Pictures do not belong in the copy; quote every entry below exactly.

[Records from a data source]
** begin **
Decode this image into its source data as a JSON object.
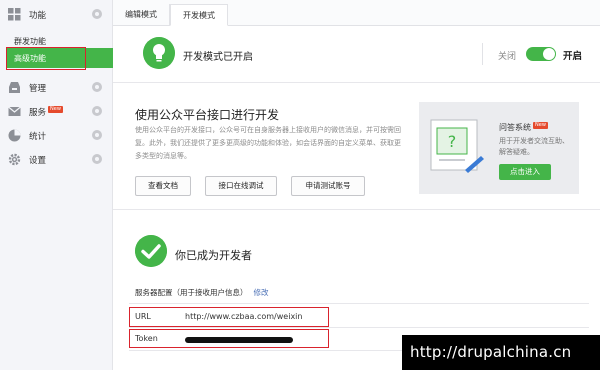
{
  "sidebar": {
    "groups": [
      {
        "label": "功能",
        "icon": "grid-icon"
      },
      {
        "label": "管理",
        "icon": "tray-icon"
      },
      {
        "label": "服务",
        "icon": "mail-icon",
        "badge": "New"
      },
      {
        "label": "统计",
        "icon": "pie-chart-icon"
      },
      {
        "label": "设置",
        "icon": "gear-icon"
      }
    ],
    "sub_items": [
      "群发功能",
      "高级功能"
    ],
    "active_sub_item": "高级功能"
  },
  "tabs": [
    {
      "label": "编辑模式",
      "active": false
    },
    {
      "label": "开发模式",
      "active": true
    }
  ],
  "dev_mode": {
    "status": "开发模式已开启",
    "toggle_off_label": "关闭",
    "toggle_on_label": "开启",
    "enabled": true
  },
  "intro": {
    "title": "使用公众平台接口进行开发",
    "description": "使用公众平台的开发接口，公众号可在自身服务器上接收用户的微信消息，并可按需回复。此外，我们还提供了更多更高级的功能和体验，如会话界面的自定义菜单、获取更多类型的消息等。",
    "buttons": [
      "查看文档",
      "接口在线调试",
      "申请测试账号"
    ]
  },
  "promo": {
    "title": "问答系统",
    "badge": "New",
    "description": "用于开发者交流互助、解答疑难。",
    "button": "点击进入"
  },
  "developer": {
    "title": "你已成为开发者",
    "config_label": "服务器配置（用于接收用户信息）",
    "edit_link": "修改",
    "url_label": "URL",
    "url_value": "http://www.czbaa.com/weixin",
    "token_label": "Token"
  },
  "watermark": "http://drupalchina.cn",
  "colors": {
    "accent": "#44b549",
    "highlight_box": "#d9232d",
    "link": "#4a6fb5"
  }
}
** end **
* [FULL ANSWER]
Decode this image into its source data as a JSON object.
{
  "sidebar": {
    "groups": [
      {
        "label": "功能",
        "icon": "grid-icon"
      },
      {
        "label": "管理",
        "icon": "tray-icon"
      },
      {
        "label": "服务",
        "icon": "mail-icon",
        "badge": "New"
      },
      {
        "label": "统计",
        "icon": "pie-chart-icon"
      },
      {
        "label": "设置",
        "icon": "gear-icon"
      }
    ],
    "sub_items": [
      "群发功能",
      "高级功能"
    ],
    "active_sub_item": "高级功能"
  },
  "tabs": [
    {
      "label": "编辑模式",
      "active": false
    },
    {
      "label": "开发模式",
      "active": true
    }
  ],
  "dev_mode": {
    "status": "开发模式已开启",
    "toggle_off_label": "关闭",
    "toggle_on_label": "开启",
    "enabled": true
  },
  "intro": {
    "title": "使用公众平台接口进行开发",
    "description": "使用公众平台的开发接口，公众号可在自身服务器上接收用户的微信消息，并可按需回复。此外，我们还提供了更多更高级的功能和体验，如会话界面的自定义菜单、获取更多类型的消息等。",
    "buttons": [
      "查看文档",
      "接口在线调试",
      "申请测试账号"
    ]
  },
  "promo": {
    "title": "问答系统",
    "badge": "New",
    "description": "用于开发者交流互助、解答疑难。",
    "button": "点击进入"
  },
  "developer": {
    "title": "你已成为开发者",
    "config_label": "服务器配置（用于接收用户信息）",
    "edit_link": "修改",
    "url_label": "URL",
    "url_value": "http://www.czbaa.com/weixin",
    "token_label": "Token"
  },
  "watermark": "http://drupalchina.cn",
  "colors": {
    "accent": "#44b549",
    "highlight_box": "#d9232d",
    "link": "#4a6fb5"
  }
}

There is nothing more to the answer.